** Start of Exercise data **

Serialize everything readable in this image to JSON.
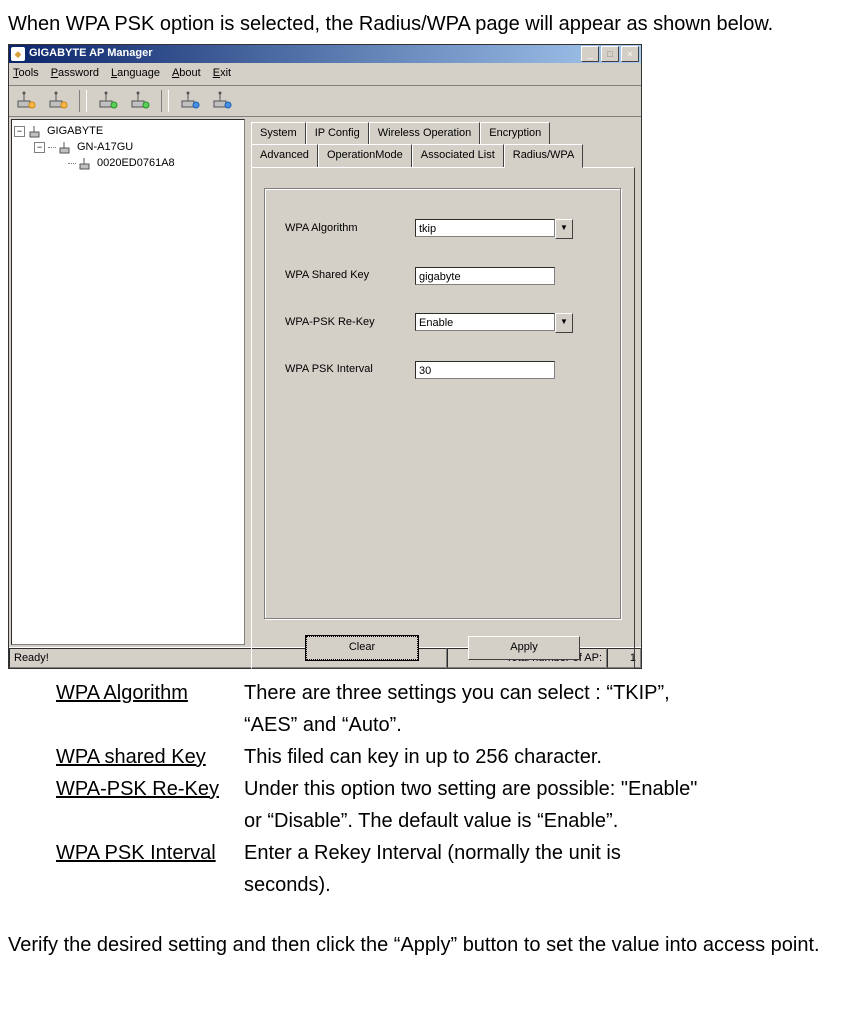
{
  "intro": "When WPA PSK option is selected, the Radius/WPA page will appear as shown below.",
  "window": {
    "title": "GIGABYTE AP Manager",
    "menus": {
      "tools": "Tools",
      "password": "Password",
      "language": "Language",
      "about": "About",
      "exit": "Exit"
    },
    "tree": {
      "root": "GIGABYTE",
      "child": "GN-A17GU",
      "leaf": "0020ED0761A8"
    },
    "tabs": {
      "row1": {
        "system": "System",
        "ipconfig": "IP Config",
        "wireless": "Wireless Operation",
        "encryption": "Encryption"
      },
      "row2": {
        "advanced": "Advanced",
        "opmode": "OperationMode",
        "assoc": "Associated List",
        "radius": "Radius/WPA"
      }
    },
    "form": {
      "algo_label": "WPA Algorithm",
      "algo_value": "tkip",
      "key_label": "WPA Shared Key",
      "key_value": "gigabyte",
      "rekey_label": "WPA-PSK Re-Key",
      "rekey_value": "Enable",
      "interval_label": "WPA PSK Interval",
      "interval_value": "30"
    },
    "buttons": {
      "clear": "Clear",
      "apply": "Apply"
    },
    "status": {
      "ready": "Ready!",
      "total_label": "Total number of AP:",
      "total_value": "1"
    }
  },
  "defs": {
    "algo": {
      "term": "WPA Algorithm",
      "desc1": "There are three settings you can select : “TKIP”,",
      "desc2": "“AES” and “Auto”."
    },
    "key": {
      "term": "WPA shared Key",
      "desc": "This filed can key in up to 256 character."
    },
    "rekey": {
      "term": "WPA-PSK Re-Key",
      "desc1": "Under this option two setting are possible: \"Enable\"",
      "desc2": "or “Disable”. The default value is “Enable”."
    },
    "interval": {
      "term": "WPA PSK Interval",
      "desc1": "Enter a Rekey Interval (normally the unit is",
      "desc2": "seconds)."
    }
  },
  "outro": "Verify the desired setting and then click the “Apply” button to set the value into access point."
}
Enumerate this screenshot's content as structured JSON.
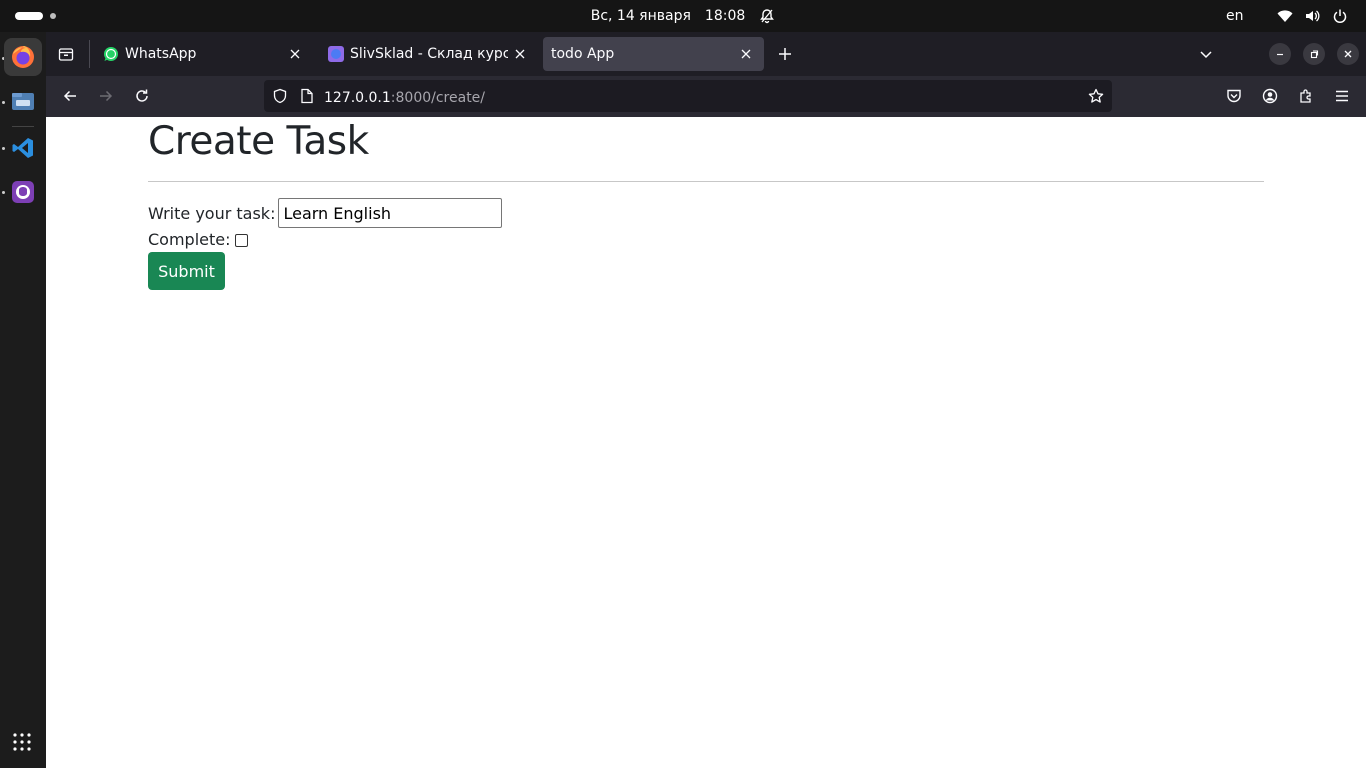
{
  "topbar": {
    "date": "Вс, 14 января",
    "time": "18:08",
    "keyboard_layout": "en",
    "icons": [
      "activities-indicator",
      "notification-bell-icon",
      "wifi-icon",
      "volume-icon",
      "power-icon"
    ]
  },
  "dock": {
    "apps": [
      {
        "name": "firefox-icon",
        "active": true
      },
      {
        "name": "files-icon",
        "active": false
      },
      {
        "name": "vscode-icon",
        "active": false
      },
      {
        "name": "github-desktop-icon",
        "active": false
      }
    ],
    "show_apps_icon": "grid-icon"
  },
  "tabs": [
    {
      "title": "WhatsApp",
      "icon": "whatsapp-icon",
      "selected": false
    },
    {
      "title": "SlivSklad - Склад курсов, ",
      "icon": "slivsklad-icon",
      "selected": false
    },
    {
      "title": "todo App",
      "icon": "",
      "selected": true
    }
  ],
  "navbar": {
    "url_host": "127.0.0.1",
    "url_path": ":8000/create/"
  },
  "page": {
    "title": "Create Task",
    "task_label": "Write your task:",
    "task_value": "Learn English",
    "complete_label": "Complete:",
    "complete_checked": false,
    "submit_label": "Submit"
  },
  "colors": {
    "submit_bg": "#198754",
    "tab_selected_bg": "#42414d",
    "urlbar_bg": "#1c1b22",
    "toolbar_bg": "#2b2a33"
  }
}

** End of Exercise data **
** Start of Exercise data **

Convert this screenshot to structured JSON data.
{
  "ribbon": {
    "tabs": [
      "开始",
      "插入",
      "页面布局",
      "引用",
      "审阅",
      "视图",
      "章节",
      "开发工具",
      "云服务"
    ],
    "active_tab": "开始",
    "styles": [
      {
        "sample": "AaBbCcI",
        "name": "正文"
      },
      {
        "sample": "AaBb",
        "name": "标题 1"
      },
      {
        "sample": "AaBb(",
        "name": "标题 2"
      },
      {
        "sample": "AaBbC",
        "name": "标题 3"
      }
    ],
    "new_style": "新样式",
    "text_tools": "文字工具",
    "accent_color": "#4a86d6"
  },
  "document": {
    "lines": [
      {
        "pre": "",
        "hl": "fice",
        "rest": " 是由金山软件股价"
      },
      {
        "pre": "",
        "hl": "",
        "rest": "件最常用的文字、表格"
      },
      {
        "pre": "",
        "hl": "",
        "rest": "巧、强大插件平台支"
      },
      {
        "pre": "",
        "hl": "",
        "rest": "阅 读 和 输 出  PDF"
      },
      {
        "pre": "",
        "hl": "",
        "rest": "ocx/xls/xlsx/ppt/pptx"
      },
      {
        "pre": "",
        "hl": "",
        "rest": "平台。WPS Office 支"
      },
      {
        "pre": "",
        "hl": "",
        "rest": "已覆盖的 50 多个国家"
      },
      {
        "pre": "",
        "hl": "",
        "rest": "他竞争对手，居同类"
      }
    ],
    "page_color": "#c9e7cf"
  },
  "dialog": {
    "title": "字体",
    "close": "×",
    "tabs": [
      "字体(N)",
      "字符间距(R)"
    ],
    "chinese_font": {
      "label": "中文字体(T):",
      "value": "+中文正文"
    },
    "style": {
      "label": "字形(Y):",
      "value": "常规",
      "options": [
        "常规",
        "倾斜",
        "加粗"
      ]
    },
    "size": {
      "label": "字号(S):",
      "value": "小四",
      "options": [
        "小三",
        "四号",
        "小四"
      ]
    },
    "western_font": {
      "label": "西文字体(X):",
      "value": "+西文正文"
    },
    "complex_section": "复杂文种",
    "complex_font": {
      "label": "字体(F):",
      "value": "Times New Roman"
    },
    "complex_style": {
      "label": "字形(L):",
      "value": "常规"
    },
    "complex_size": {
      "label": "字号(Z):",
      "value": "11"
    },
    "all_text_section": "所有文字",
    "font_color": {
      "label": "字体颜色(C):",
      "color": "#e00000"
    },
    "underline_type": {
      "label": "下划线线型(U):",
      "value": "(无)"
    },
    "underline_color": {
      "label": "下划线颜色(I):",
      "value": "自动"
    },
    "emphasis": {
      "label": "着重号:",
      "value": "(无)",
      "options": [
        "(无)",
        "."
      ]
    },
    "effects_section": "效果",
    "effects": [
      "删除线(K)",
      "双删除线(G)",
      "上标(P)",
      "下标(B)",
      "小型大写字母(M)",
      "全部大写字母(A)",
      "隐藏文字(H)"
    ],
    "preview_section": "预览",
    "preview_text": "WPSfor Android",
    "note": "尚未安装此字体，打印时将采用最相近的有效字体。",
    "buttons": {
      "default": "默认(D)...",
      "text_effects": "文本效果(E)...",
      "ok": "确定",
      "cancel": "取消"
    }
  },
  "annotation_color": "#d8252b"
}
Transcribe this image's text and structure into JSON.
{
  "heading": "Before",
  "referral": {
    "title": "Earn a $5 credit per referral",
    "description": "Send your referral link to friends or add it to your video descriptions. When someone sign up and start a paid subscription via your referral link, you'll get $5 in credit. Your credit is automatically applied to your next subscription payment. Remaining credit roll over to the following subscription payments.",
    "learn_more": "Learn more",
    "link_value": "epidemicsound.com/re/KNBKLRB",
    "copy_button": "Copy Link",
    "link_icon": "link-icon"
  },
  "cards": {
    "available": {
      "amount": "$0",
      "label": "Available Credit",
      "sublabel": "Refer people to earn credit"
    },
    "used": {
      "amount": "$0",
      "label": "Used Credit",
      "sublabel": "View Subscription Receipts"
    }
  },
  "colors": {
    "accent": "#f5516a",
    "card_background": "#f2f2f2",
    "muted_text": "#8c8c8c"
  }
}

** End of Exercise data **
** Start of Exercise data **

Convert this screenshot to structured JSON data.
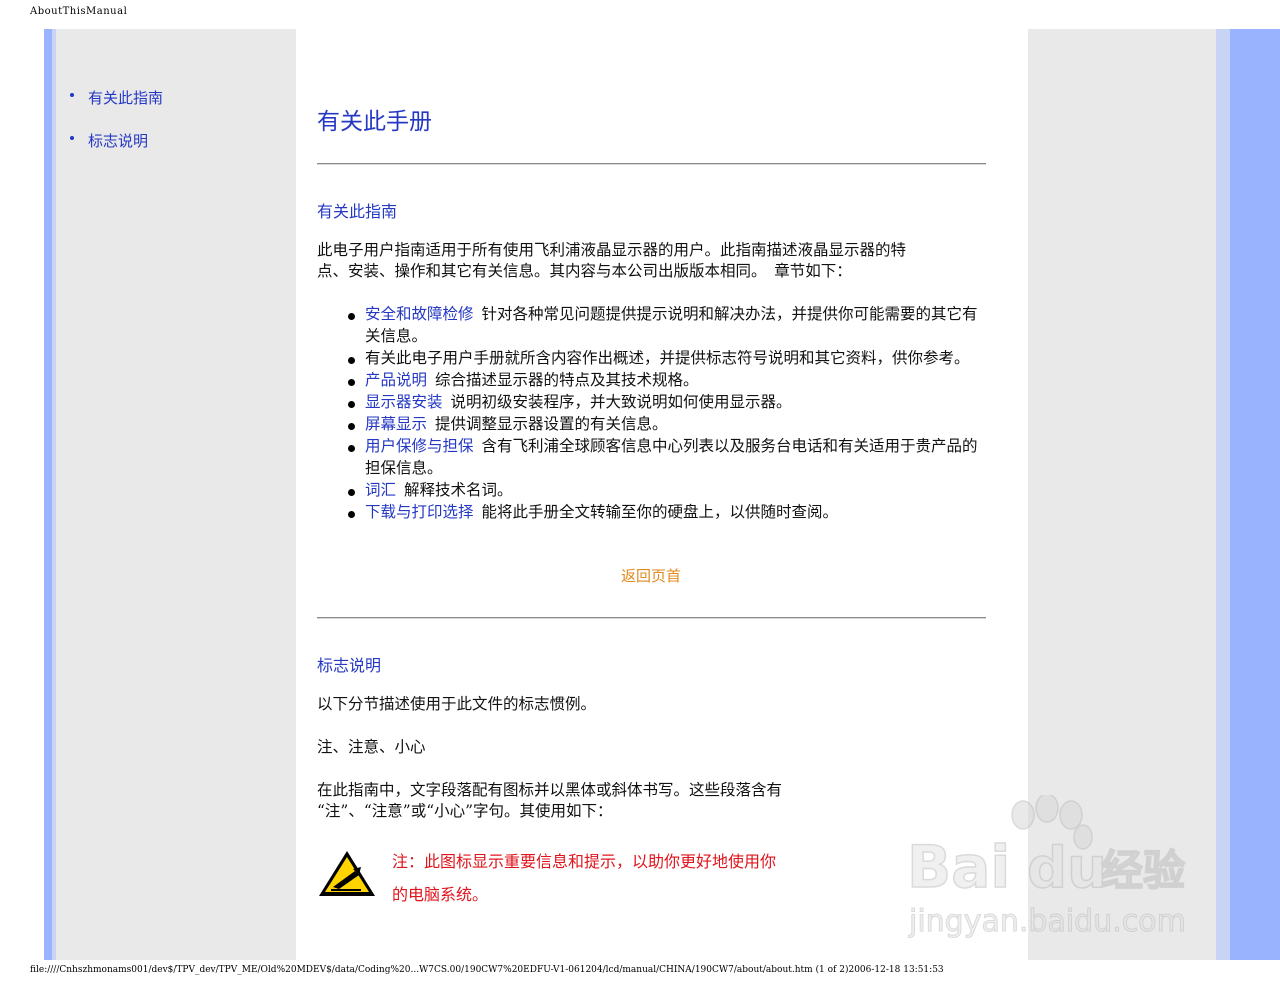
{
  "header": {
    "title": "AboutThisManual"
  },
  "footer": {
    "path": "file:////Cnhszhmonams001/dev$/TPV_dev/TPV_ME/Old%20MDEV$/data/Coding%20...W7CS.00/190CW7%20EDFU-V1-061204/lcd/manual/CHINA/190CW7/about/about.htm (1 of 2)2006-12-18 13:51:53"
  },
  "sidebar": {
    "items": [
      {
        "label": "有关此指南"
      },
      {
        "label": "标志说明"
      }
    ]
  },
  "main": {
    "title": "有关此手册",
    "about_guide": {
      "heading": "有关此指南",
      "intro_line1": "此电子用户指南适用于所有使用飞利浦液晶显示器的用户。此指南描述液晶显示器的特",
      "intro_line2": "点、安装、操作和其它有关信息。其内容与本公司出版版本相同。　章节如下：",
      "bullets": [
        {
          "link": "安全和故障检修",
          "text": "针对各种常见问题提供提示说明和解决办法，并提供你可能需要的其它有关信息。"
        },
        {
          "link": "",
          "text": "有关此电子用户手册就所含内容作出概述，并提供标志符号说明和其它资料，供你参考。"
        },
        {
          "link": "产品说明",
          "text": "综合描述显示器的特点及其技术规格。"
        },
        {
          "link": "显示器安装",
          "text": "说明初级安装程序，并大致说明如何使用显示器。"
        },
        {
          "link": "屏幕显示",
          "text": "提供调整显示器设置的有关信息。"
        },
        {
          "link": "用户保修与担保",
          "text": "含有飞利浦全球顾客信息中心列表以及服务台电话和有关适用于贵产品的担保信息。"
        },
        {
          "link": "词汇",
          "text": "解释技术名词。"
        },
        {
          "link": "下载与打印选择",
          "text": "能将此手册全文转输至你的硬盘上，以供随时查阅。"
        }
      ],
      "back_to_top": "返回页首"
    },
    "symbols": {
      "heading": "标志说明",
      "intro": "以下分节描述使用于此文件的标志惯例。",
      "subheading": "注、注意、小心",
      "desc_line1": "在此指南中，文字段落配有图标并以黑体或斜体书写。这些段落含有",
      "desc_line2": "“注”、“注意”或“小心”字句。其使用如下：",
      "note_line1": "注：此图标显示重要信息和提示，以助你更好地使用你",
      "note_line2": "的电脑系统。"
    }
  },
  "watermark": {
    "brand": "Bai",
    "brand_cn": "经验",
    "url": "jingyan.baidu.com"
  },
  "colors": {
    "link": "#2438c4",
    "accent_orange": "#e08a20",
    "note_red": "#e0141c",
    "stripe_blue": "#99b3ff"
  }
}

** End of Exercise data **

Check every line of the listing for the string "Algorithm" and report how many lines have it, as a number alone.

2